Short exercise
Collect each line of the records containing the string "JSON".

(Dataset records)
++++++++++

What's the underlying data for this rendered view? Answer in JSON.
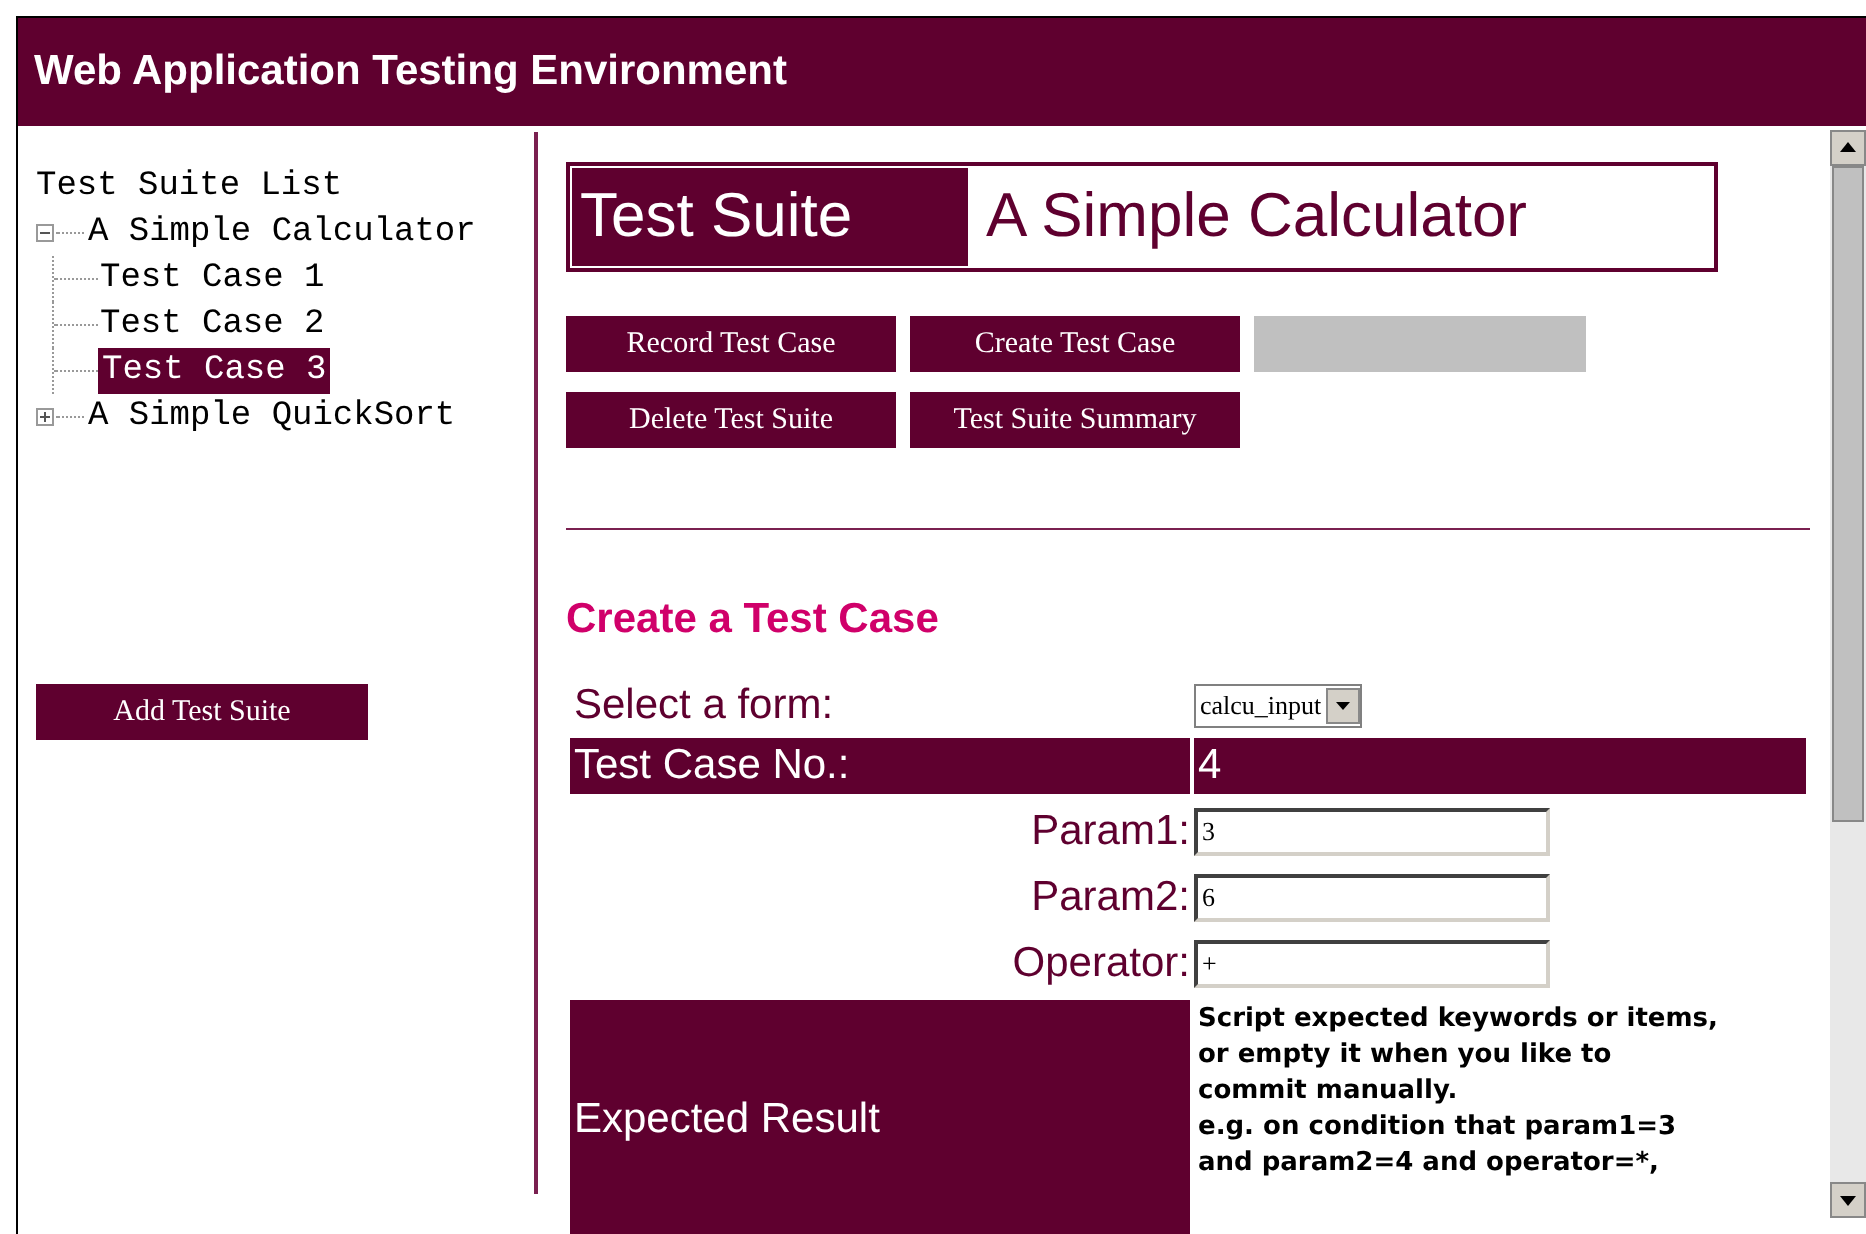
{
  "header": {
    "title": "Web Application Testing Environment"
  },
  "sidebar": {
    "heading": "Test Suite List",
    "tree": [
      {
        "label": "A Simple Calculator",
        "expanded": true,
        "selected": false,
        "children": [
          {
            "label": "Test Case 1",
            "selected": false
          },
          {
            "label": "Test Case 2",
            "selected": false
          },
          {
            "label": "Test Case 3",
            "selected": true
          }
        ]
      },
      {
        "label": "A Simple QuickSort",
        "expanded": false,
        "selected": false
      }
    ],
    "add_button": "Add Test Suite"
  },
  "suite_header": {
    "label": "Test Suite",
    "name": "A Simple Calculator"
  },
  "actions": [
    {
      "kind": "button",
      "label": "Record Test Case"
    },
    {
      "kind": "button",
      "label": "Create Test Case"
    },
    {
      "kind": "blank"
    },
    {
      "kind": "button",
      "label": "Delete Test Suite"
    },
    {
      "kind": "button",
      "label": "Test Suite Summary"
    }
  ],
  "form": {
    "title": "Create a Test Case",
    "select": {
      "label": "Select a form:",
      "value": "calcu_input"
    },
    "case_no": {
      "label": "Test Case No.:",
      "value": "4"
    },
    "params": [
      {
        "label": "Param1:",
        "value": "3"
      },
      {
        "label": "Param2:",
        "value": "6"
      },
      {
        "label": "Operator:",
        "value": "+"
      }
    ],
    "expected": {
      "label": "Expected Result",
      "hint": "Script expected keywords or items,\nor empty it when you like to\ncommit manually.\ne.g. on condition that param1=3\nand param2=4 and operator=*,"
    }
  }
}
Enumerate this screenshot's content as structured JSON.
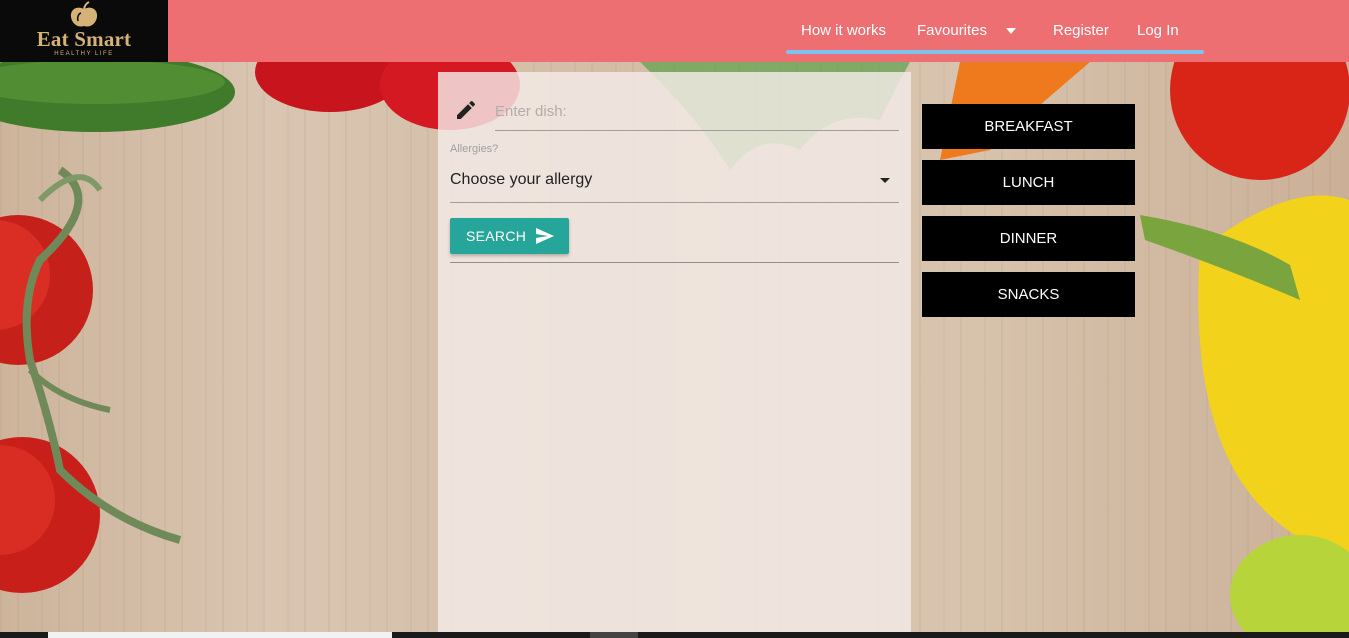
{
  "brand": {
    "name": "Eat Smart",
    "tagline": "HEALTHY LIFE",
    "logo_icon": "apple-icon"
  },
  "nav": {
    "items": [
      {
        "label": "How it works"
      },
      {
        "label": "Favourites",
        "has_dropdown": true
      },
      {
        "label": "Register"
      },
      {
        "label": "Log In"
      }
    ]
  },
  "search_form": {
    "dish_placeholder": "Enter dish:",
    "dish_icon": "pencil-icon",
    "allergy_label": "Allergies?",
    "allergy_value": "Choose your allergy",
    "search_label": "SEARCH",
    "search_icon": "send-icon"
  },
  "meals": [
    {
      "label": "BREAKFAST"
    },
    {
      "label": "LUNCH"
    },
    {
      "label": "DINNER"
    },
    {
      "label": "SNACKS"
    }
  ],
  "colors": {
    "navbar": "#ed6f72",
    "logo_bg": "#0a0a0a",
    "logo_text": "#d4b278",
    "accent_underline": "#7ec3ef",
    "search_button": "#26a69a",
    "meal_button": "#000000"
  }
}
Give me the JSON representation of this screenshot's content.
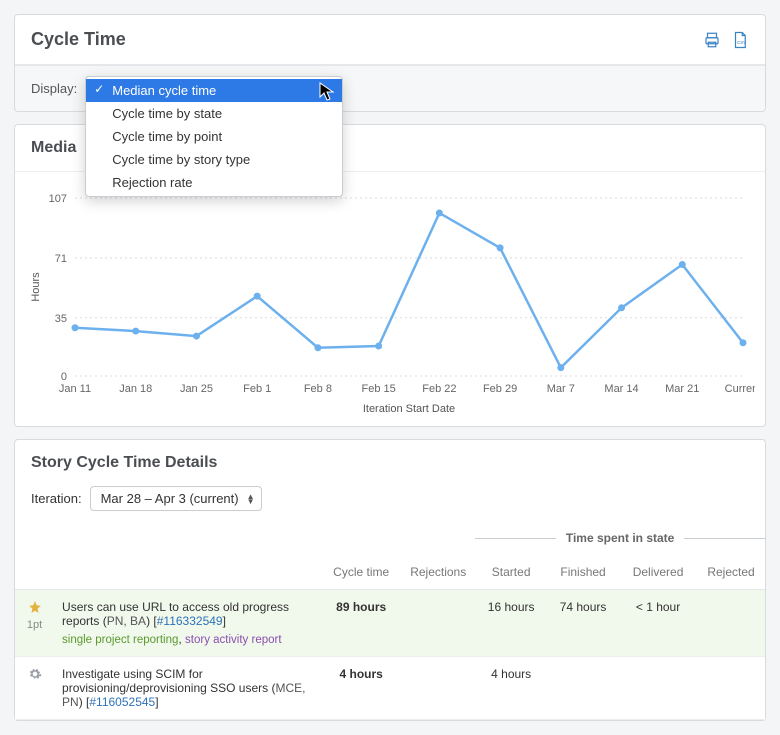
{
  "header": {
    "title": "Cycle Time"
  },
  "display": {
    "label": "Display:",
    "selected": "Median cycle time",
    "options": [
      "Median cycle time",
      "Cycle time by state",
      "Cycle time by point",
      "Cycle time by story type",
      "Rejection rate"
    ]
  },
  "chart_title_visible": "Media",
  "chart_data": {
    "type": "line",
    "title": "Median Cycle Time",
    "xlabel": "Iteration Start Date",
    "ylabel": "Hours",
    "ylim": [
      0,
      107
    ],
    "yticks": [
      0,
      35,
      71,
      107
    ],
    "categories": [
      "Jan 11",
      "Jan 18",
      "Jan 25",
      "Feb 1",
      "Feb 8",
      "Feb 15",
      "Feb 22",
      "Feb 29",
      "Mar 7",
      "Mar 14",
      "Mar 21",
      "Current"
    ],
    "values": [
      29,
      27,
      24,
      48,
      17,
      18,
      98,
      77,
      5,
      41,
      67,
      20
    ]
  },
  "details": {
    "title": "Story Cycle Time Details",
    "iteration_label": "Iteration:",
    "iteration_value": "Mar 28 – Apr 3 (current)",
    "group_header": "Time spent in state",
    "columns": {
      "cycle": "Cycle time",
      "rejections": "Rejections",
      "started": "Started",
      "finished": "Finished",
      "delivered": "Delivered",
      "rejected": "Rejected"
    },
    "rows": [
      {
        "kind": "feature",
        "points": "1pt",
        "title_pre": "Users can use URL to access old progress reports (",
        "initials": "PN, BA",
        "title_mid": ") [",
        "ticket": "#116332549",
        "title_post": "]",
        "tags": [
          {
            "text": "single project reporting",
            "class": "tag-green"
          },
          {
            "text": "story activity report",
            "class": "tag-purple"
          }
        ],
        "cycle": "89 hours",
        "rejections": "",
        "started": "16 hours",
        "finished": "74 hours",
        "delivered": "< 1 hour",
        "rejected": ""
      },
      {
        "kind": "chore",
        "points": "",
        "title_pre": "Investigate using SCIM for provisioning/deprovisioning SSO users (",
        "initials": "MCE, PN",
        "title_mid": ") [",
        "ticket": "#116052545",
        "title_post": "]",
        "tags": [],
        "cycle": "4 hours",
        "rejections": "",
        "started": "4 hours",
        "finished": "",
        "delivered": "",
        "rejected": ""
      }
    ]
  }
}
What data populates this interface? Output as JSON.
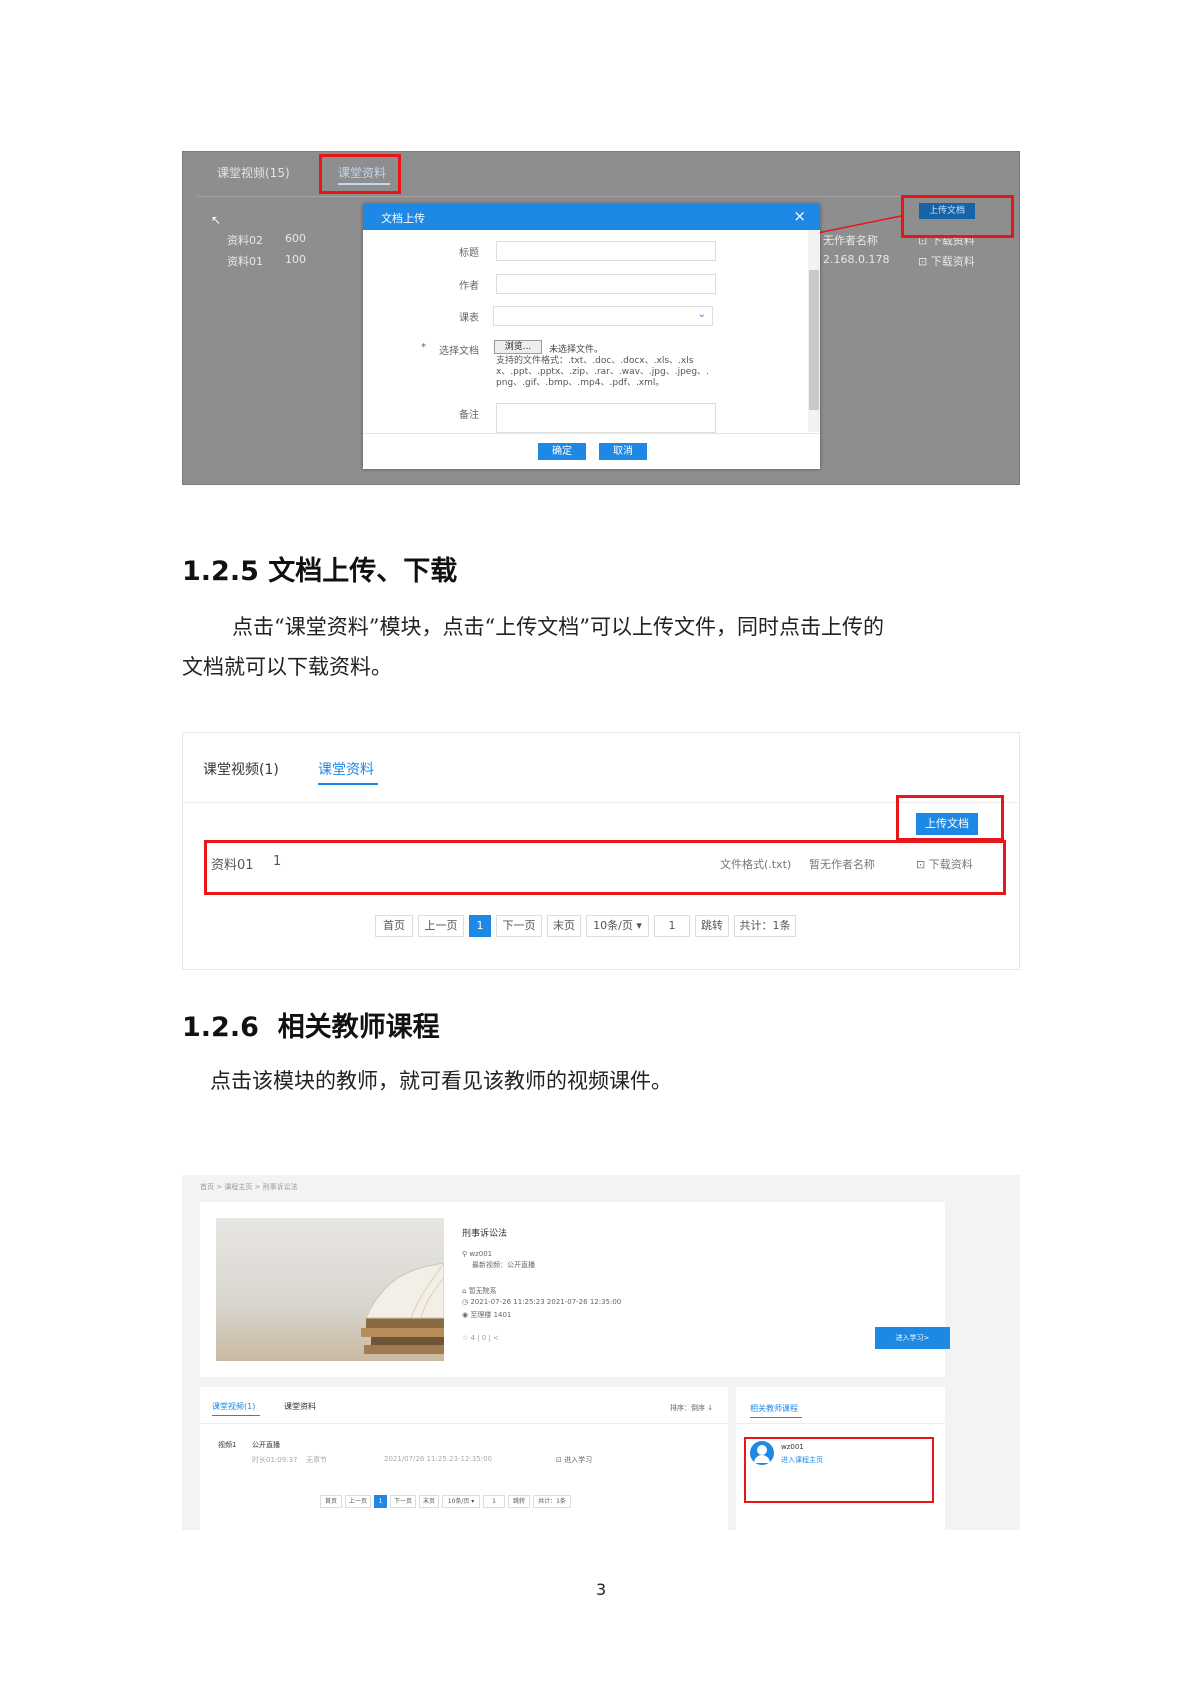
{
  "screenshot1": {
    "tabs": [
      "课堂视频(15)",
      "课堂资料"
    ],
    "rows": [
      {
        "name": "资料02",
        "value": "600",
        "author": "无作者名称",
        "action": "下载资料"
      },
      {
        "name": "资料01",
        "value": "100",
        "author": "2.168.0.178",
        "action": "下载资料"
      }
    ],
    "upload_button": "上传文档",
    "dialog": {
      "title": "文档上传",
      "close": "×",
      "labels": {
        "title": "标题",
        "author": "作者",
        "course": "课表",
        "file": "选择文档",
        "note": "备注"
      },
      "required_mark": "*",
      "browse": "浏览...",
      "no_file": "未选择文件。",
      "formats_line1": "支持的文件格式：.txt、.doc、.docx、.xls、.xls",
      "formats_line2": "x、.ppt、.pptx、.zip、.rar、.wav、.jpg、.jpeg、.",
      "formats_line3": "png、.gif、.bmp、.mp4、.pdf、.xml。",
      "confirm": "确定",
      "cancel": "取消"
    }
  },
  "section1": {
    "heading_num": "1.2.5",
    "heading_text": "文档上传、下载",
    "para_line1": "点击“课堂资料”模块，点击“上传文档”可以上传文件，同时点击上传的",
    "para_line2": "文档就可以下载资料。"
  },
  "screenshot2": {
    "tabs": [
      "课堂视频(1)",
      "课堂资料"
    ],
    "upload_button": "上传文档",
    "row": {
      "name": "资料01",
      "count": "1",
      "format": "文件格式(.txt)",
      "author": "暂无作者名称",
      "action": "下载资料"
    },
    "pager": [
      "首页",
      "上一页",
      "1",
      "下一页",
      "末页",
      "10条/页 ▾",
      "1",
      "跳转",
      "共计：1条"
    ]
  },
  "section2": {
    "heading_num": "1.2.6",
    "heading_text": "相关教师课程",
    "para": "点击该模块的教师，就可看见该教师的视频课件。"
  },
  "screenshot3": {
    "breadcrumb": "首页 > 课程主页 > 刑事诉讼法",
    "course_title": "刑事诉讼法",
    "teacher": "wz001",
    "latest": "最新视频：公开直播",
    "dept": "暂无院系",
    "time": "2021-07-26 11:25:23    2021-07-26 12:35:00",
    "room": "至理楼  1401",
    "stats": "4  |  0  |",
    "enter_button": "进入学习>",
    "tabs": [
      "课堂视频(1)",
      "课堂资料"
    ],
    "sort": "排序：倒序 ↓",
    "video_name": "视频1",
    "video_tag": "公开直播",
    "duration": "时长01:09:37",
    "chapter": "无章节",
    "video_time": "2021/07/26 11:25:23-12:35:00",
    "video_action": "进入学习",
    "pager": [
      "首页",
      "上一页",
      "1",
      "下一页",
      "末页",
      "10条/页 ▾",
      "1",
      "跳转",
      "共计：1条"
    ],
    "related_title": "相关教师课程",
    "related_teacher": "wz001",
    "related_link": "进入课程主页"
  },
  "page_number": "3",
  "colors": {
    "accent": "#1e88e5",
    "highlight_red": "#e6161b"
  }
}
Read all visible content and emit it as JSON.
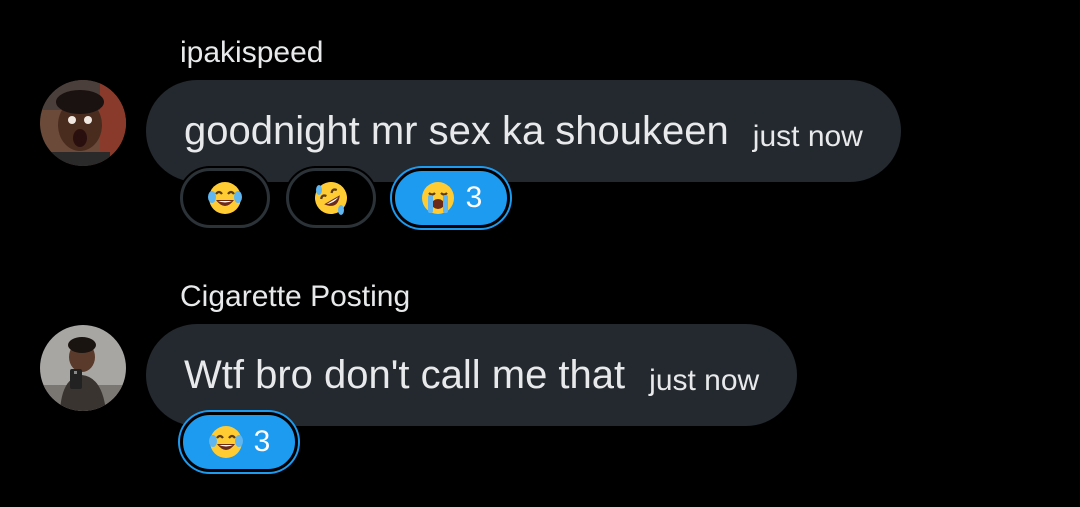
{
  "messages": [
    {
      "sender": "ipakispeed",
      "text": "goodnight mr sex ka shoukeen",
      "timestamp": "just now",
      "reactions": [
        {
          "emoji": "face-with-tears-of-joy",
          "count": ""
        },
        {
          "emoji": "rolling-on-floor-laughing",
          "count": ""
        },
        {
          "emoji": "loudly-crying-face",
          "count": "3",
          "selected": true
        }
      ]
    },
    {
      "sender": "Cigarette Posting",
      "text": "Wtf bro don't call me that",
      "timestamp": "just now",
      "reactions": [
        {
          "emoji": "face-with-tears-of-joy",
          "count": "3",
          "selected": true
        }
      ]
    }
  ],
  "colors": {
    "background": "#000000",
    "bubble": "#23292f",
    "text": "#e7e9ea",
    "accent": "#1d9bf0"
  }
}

++++++++++

Response below
What's the underlying data for this rendered view? Answer in JSON.
Enumerate this screenshot's content as structured JSON.
Give me the JSON representation of this screenshot's content.
What data populates this interface? Output as JSON.
Read all visible content and emit it as JSON.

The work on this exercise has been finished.